[start of Source extract]

Others responded by saying that, unfortunately, their organizations are not equipped/structured to work on such a short-term notice. Due to the fact of not being an emergency-situations organization (as one participant labeled it), they claimed that they could not respond to short-term predictions. Also, due to the sometimes-limited capacities and strength of a few of the organizations, they claim that 1 month would not be enough to provide an adequate response. However, these same respondents explained that they could design a solid communication campaign for awareness raising and advocacy. Despite of not having reception capacities, or directly working only with long-term arrivals, these predictions could help them include new flows into their advocacy work.
Deepening on the prediction functionality of the EMT, end-users were asked up to which point these could allow them to understand what the specific needs of arriving asylum seekers were, based on gender, age range, country of origin, and number of people. It was stated that it is always difficult to fully deduce the specific needs of arriving migrants and asylum seekers, but having some information on age, gender, and country of origin would definitely be of help; based on these information categories, specific items, services, and protection needs could be prepared and, later, deployed. In this sense, the predictions functionality and having access to detailed data deemed very useful for preparing the whole reception and accompaniment process, in terms of intercultural mediations, offering support to victims of trafficking, or legal and psychological assistance, allowing direct users to offer tailored responses to the asylum seekers that they host.

[end of Source extract]

- _Exercise requirements_
**a.** Print everything in the passage on EMT predictions from "Others responded by" down to "their advocacy work.".
**b.** According to the passage on EMT predictions, what period did some organizations say would not be enough to provide an adequate response?

[start of Data shown]

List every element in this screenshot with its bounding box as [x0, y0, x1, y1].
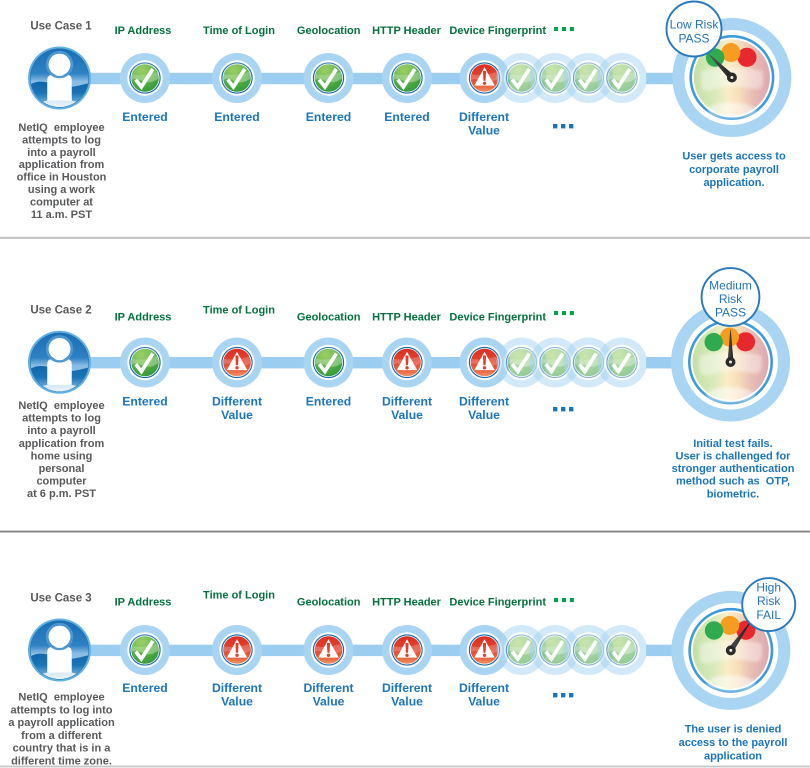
svg-text:Value: Value — [313, 695, 345, 709]
svg-text:stronger authentication: stronger authentication — [672, 463, 795, 475]
svg-text:PASS: PASS — [715, 306, 746, 320]
svg-text:application.: application. — [703, 177, 764, 189]
svg-text:Geolocation: Geolocation — [297, 597, 361, 609]
svg-text:IP Address: IP Address — [115, 25, 172, 37]
svg-text:HTTP Header: HTTP Header — [372, 25, 442, 37]
svg-text:Entered: Entered — [214, 110, 259, 124]
svg-text:HTTP Header: HTTP Header — [372, 312, 442, 324]
svg-text:Entered: Entered — [384, 110, 429, 124]
svg-text:personal: personal — [39, 463, 85, 475]
svg-text:Time of Login: Time of Login — [203, 305, 275, 317]
svg-text:High: High — [756, 581, 781, 595]
svg-text:computer: computer — [36, 476, 87, 488]
svg-text:Risk: Risk — [719, 292, 743, 306]
svg-text:a payroll application: a payroll application — [8, 717, 115, 729]
svg-text:NetIQ employee: NetIQ employee — [18, 122, 104, 134]
svg-text:Different: Different — [459, 681, 509, 695]
svg-text:Different: Different — [459, 395, 509, 409]
svg-text:Device Fingerprint: Device Fingerprint — [449, 25, 546, 37]
svg-text:Risk: Risk — [757, 594, 781, 608]
svg-text:Different: Different — [459, 110, 509, 124]
svg-text:country that is in a: country that is in a — [13, 743, 112, 755]
svg-text:biometric.: biometric. — [707, 489, 760, 501]
svg-text:User gets access to: User gets access to — [682, 151, 786, 163]
svg-text:application: application — [704, 751, 762, 763]
svg-text:Value: Value — [221, 695, 253, 709]
svg-text:attempts to log: attempts to log — [22, 134, 101, 146]
svg-text:different time zone.: different time zone. — [11, 756, 112, 768]
svg-text:Device Fingerprint: Device Fingerprint — [449, 312, 546, 324]
svg-text:Value: Value — [391, 695, 423, 709]
svg-text:Value: Value — [468, 124, 500, 138]
svg-text:Entered: Entered — [122, 681, 167, 695]
svg-text:corporate payroll: corporate payroll — [689, 164, 779, 176]
svg-text:Low Risk: Low Risk — [670, 17, 720, 31]
svg-text:The user is denied: The user is denied — [685, 724, 782, 736]
svg-text:Different: Different — [212, 395, 262, 409]
svg-text:Different: Different — [303, 681, 353, 695]
svg-text:computer at: computer at — [30, 196, 93, 208]
svg-text:at 6 p.m. PST: at 6 p.m. PST — [27, 488, 96, 500]
svg-text:application from: application from — [19, 159, 105, 171]
svg-text:Time of Login: Time of Login — [203, 25, 275, 37]
svg-text:NetIQ employee: NetIQ employee — [18, 692, 104, 704]
svg-text:Different: Different — [382, 681, 432, 695]
svg-text:Entered: Entered — [122, 110, 167, 124]
svg-text:Time of Login: Time of Login — [203, 590, 275, 602]
svg-text:11 a.m. PST: 11 a.m. PST — [31, 209, 92, 221]
svg-text:Different: Different — [382, 395, 432, 409]
svg-text:Use Case 3: Use Case 3 — [30, 593, 91, 605]
svg-text:attempts to log: attempts to log — [22, 413, 101, 425]
svg-text:Device Fingerprint: Device Fingerprint — [449, 597, 546, 609]
svg-text:Different: Different — [212, 681, 262, 695]
svg-text:NetIQ employee: NetIQ employee — [18, 400, 104, 412]
svg-text:Geolocation: Geolocation — [297, 25, 361, 37]
svg-text:PASS: PASS — [678, 31, 709, 45]
svg-text:into a payroll: into a payroll — [27, 147, 95, 159]
svg-text:Value: Value — [221, 408, 253, 422]
svg-text:Medium: Medium — [709, 279, 752, 293]
svg-text:using a work: using a work — [28, 184, 96, 196]
svg-text:method such as OTP,: method such as OTP, — [676, 476, 790, 488]
svg-text:Value: Value — [391, 408, 423, 422]
svg-text:application from: application from — [19, 438, 105, 450]
svg-text:attempts to log into: attempts to log into — [10, 704, 112, 716]
svg-text:Entered: Entered — [122, 395, 167, 409]
svg-text:into a payroll: into a payroll — [27, 425, 95, 437]
svg-text:Value: Value — [468, 408, 500, 422]
svg-text:Entered: Entered — [306, 110, 351, 124]
svg-text:from a different: from a different — [21, 730, 102, 742]
svg-text:FAIL: FAIL — [756, 608, 781, 622]
svg-text:Use Case 2: Use Case 2 — [30, 305, 91, 317]
svg-text:office in Houston: office in Houston — [17, 172, 107, 184]
svg-text:IP Address: IP Address — [115, 597, 172, 609]
svg-text:Use Case 1: Use Case 1 — [30, 21, 92, 33]
svg-text:access to the payroll: access to the payroll — [679, 737, 788, 749]
svg-text:IP Address: IP Address — [115, 312, 172, 324]
svg-text:Value: Value — [468, 695, 500, 709]
svg-text:home using: home using — [31, 450, 93, 462]
svg-text:Initial test fails.: Initial test fails. — [693, 438, 772, 450]
svg-text:Entered: Entered — [306, 395, 351, 409]
svg-text:User is challenged for: User is challenged for — [676, 451, 792, 463]
svg-text:HTTP Header: HTTP Header — [372, 597, 442, 609]
svg-text:Geolocation: Geolocation — [297, 312, 361, 324]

[end of Data shown]

- _Answers to the tasks_
**a.**
Others responded by saying that, unfortunately, their organizations are not equipped/structured to work on such a short-term notice. Due to the fact of not being an emergency-situations organization (as one participant labeled it), they claimed that they could not respond to short-term predictions. Also, due to the sometimes-limited capacities and strength of a few of the organizations, they claim that 1 month would not be enough to provide an adequate response. However, these same respondents explained that they could design a solid communication campaign for awareness raising and advocacy. Despite of not having reception capacities, or directly working only with long-term arrivals, these predictions could help them include new flows into their advocacy work.

**b.** One month.